* START *

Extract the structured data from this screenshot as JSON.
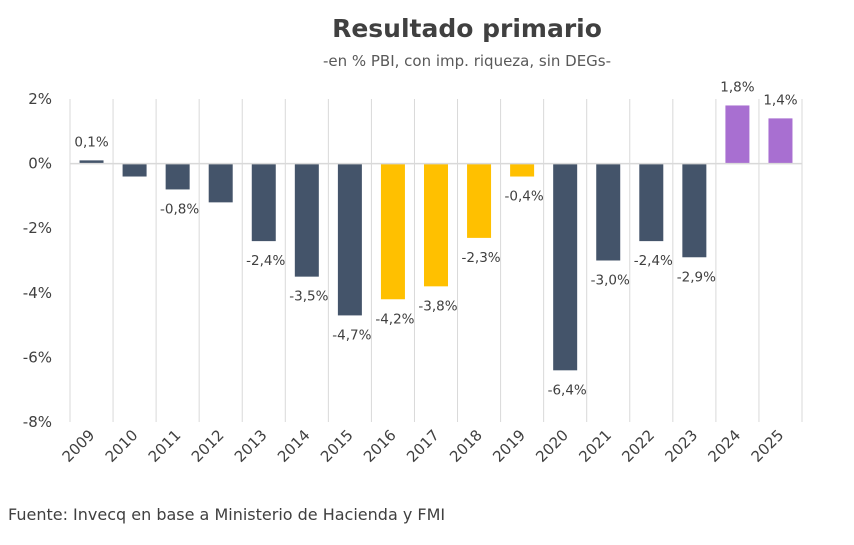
{
  "chart_data": {
    "type": "bar",
    "title": "Resultado primario",
    "subtitle": "-en % PBI, con imp. riqueza, sin DEGs-",
    "categories": [
      "2009",
      "2010",
      "2011",
      "2012",
      "2013",
      "2014",
      "2015",
      "2016",
      "2017",
      "2018",
      "2019",
      "2020",
      "2021",
      "2022",
      "2023",
      "2024",
      "2025"
    ],
    "values": [
      0.1,
      -0.4,
      -0.8,
      -1.2,
      -2.4,
      -3.5,
      -4.7,
      -4.2,
      -3.8,
      -2.3,
      -0.4,
      -6.4,
      -3.0,
      -2.4,
      -2.9,
      1.8,
      1.4
    ],
    "data_labels": [
      "0,1%",
      "",
      "-0,8%",
      "",
      "-2,4%",
      "-3,5%",
      "-4,7%",
      "-4,2%",
      "-3,8%",
      "-2,3%",
      "-0,4%",
      "-6,4%",
      "-3,0%",
      "-2,4%",
      "-2,9%",
      "1,8%",
      "1,4%"
    ],
    "bar_colors": [
      "#44546a",
      "#44546a",
      "#44546a",
      "#44546a",
      "#44546a",
      "#44546a",
      "#44546a",
      "#ffc000",
      "#ffc000",
      "#ffc000",
      "#ffc000",
      "#44546a",
      "#44546a",
      "#44546a",
      "#44546a",
      "#a86fd1",
      "#a86fd1"
    ],
    "ylim": [
      -8,
      2
    ],
    "yticks": [
      2,
      0,
      -2,
      -4,
      -6,
      -8
    ],
    "ytick_labels": [
      "2%",
      "0%",
      "-2%",
      "-4%",
      "-6%",
      "-8%"
    ],
    "xlabel": "",
    "ylabel": "",
    "grid": "vertical",
    "legend": "none"
  },
  "source": "Fuente: Invecq en base a Ministerio de Hacienda y FMI"
}
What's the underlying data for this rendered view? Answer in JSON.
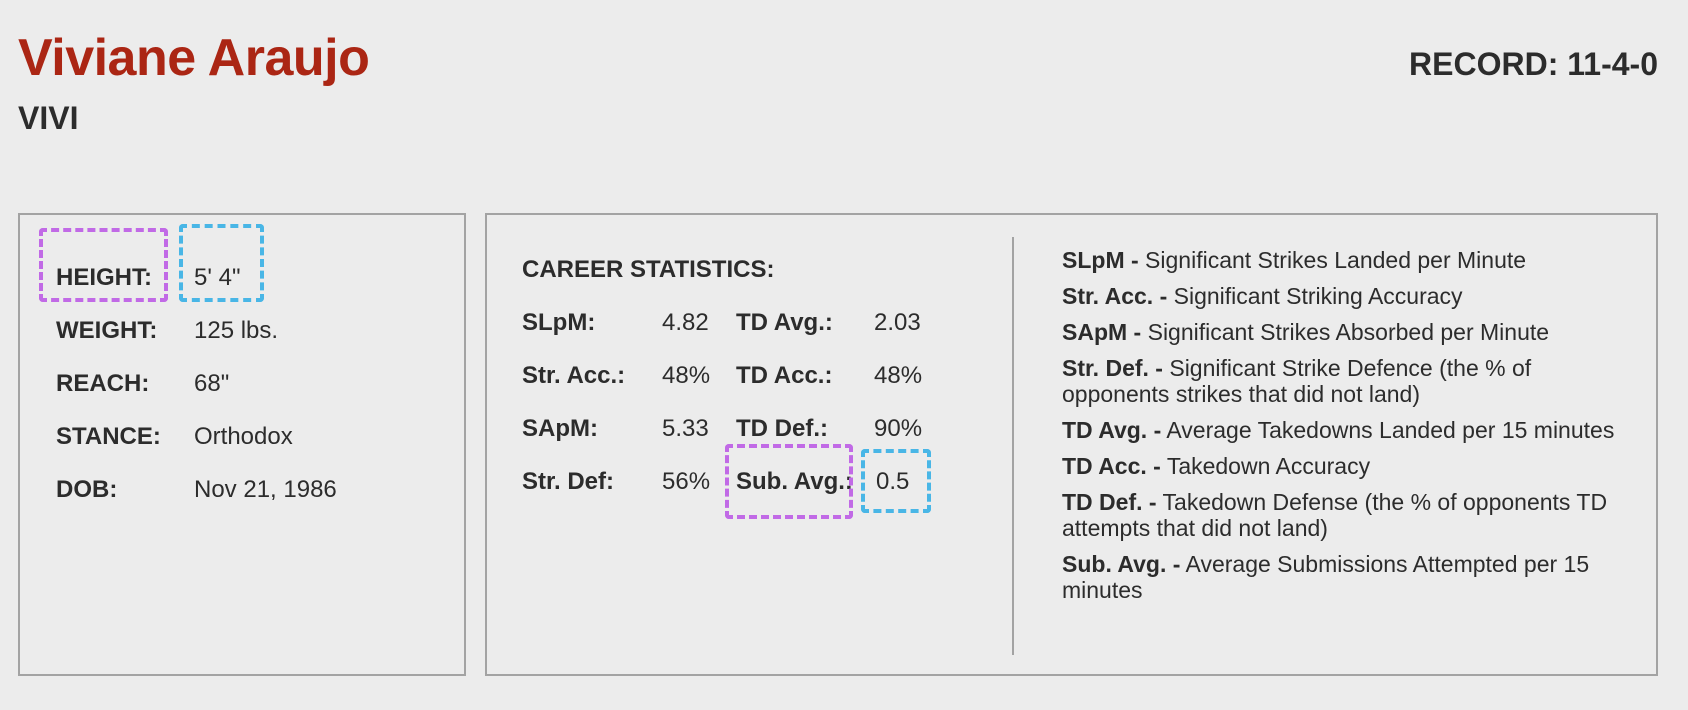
{
  "fighter": {
    "name": "Viviane Araujo",
    "nickname": "VIVI",
    "record": "RECORD: 11-4-0"
  },
  "bio": {
    "rows": [
      {
        "label": "HEIGHT:",
        "value": "5' 4\""
      },
      {
        "label": "WEIGHT:",
        "value": "125 lbs."
      },
      {
        "label": "REACH:",
        "value": "68\""
      },
      {
        "label": "STANCE:",
        "value": "Orthodox"
      },
      {
        "label": "DOB:",
        "value": "Nov 21, 1986"
      }
    ]
  },
  "career": {
    "title": "CAREER STATISTICS:",
    "left": [
      {
        "label": "SLpM:",
        "value": "4.82"
      },
      {
        "label": "Str. Acc.:",
        "value": "48%"
      },
      {
        "label": "SApM:",
        "value": "5.33"
      },
      {
        "label": "Str. Def:",
        "value": "56%"
      }
    ],
    "right": [
      {
        "label": "TD Avg.:",
        "value": "2.03"
      },
      {
        "label": "TD Acc.:",
        "value": "48%"
      },
      {
        "label": "TD Def.:",
        "value": "90%"
      },
      {
        "label": "Sub. Avg.:",
        "value": "0.5"
      }
    ]
  },
  "glossary": [
    {
      "term": "SLpM -",
      "desc": "Significant Strikes Landed per Minute"
    },
    {
      "term": "Str. Acc. -",
      "desc": "Significant Striking Accuracy"
    },
    {
      "term": "SApM -",
      "desc": "Significant Strikes Absorbed per Minute"
    },
    {
      "term": "Str. Def. -",
      "desc": "Significant Strike Defence (the % of opponents strikes that did not land)"
    },
    {
      "term": "TD Avg. -",
      "desc": "Average Takedowns Landed per 15 minutes"
    },
    {
      "term": "TD Acc. -",
      "desc": "Takedown Accuracy"
    },
    {
      "term": "TD Def. -",
      "desc": "Takedown Defense (the % of opponents TD attempts that did not land)"
    },
    {
      "term": "Sub. Avg. -",
      "desc": "Average Submissions Attempted per 15 minutes"
    }
  ],
  "colors": {
    "name": "#ab2614",
    "text": "#2c2c2c",
    "border": "#a3a3a3",
    "highlight_purple": "#c16ae6",
    "highlight_blue": "#49b6e6"
  }
}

* END *

(Exercise objective):
List every line above containing the word "Landed".

(Reply):
      "desc": "Significant Strikes Landed per Minute"
      "desc": "Average Takedowns Landed per 15 minutes"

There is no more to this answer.